TO BE DONE >> Only a number is wanted: the count of lines in this listing that contain "caption".

Stored data >>
• • • • •

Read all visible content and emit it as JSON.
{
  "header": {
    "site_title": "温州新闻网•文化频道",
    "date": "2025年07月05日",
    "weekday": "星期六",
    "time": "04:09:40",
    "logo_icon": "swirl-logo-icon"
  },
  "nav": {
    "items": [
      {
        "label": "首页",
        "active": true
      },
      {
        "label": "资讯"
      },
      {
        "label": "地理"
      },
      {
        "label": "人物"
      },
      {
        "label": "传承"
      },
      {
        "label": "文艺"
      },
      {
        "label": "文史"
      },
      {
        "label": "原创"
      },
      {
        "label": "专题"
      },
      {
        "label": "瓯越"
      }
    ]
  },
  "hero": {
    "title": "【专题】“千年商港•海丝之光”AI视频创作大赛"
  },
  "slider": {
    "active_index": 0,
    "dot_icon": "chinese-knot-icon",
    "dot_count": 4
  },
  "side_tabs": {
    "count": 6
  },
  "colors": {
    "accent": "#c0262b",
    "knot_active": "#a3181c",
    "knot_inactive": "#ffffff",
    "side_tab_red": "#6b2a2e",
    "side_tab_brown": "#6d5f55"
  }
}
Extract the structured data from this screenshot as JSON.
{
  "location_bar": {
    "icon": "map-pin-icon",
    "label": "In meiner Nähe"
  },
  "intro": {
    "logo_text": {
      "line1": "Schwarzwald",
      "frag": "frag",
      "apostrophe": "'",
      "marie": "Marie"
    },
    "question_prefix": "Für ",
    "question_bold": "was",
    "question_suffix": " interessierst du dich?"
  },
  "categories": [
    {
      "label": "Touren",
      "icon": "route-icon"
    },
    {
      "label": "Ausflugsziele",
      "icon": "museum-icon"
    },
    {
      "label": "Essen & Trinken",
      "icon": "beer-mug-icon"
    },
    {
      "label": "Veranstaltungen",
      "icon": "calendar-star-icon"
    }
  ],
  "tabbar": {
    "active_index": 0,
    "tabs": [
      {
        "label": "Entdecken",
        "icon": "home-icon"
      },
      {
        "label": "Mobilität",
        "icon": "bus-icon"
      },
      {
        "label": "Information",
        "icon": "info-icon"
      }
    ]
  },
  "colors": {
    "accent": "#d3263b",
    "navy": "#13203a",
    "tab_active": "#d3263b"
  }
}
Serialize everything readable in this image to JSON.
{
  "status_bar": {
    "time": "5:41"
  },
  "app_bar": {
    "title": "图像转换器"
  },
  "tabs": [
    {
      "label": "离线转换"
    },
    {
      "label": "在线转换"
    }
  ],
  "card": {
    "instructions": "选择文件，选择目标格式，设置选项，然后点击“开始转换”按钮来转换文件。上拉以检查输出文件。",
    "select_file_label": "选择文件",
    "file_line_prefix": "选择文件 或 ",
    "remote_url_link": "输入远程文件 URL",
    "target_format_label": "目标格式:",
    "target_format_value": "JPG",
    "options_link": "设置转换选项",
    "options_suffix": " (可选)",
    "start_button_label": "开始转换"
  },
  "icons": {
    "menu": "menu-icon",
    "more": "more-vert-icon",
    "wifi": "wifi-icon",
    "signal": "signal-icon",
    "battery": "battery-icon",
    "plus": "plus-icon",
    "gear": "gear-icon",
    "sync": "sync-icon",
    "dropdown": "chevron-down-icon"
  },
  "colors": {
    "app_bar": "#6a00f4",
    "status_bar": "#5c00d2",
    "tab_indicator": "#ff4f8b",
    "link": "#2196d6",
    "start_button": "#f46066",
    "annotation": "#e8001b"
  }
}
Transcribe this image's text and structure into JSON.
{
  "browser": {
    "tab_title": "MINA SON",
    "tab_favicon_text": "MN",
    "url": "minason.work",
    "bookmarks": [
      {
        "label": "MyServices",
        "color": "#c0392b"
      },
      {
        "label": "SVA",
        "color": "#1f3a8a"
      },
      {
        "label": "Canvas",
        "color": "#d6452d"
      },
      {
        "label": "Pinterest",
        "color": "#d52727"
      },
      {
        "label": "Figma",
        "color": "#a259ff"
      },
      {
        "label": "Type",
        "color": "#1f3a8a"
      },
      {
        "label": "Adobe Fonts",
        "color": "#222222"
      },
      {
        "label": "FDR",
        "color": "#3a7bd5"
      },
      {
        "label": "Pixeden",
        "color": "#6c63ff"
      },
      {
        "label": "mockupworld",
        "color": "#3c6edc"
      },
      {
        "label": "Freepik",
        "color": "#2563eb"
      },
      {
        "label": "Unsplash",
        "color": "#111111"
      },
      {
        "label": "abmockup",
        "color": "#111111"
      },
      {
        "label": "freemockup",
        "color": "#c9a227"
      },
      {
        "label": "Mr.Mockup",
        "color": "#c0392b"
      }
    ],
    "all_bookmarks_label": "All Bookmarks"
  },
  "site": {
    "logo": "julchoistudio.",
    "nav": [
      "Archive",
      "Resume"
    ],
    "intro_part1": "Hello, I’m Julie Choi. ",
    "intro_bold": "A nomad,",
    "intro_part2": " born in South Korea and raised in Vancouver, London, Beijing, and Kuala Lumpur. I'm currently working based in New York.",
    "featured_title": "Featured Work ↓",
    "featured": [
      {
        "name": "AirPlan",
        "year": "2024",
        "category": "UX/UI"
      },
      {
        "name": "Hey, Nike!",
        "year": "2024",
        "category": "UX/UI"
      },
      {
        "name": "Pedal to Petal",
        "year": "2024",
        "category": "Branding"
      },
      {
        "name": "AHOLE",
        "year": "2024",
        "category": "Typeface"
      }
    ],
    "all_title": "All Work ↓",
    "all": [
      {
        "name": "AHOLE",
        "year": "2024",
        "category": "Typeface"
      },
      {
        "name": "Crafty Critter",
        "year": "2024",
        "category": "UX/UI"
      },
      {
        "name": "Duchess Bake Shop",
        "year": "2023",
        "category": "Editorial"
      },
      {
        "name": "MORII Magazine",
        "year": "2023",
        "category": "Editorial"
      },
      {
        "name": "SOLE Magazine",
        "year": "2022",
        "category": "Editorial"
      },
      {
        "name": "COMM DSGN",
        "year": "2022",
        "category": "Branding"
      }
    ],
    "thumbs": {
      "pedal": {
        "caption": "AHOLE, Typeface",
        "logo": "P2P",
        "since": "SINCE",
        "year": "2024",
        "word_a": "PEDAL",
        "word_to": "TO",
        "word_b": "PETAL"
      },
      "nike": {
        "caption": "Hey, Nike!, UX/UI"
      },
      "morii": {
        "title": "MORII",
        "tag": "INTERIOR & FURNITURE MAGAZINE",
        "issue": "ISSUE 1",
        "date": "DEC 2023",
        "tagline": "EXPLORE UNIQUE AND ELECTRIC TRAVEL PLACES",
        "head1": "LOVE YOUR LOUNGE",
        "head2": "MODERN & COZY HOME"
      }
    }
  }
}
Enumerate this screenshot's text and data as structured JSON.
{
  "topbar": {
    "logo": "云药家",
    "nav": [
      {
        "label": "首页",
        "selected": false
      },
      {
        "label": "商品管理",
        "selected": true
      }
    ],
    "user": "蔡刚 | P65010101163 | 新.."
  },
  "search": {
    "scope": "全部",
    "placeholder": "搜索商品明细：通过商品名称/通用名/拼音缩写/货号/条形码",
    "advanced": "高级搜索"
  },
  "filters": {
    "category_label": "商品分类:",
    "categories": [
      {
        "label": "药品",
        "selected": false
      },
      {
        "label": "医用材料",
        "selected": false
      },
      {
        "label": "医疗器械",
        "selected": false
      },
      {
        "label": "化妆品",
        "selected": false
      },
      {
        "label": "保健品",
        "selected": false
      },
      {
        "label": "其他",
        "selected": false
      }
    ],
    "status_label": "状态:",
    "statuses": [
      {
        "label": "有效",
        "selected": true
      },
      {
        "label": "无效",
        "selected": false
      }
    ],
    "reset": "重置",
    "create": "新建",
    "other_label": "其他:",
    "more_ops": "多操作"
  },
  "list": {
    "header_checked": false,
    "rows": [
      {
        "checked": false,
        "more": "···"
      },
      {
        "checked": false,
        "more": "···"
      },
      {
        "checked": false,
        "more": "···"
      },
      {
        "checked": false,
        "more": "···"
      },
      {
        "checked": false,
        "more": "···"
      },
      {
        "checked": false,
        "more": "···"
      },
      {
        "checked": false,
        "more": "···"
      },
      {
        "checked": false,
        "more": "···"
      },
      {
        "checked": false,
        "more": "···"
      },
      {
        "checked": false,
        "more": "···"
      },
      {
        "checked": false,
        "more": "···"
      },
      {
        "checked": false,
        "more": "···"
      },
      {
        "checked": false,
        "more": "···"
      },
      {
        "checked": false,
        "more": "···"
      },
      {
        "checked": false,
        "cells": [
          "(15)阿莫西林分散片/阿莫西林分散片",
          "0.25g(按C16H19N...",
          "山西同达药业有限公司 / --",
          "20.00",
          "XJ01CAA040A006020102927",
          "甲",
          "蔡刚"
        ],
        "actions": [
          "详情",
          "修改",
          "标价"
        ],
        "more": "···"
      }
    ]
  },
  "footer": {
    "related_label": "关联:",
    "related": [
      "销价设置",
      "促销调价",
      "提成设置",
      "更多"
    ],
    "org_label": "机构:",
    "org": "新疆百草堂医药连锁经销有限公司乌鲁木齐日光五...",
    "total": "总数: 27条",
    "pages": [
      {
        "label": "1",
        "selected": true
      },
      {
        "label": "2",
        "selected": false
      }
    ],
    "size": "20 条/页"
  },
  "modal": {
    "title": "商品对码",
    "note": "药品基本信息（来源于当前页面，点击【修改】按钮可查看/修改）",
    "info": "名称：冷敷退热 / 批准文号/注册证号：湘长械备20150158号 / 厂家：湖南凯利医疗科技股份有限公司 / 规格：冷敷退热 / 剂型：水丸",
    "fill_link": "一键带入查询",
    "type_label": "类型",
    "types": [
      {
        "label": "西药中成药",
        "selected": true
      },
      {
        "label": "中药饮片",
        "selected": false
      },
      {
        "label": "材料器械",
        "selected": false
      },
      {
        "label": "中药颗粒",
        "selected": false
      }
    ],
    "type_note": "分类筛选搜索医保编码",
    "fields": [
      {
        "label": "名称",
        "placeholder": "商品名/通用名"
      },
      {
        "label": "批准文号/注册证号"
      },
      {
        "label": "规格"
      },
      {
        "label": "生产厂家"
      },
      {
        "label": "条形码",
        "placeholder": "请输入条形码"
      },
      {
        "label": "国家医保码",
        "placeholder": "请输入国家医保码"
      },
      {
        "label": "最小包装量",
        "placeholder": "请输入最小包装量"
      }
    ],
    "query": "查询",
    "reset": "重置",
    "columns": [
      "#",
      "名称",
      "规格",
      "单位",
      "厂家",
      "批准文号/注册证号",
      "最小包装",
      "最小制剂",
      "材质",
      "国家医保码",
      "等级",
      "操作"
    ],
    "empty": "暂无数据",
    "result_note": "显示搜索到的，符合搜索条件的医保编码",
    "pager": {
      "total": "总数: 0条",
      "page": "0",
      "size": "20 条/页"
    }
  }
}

• • • • •

EXERCISE RESULT >> 2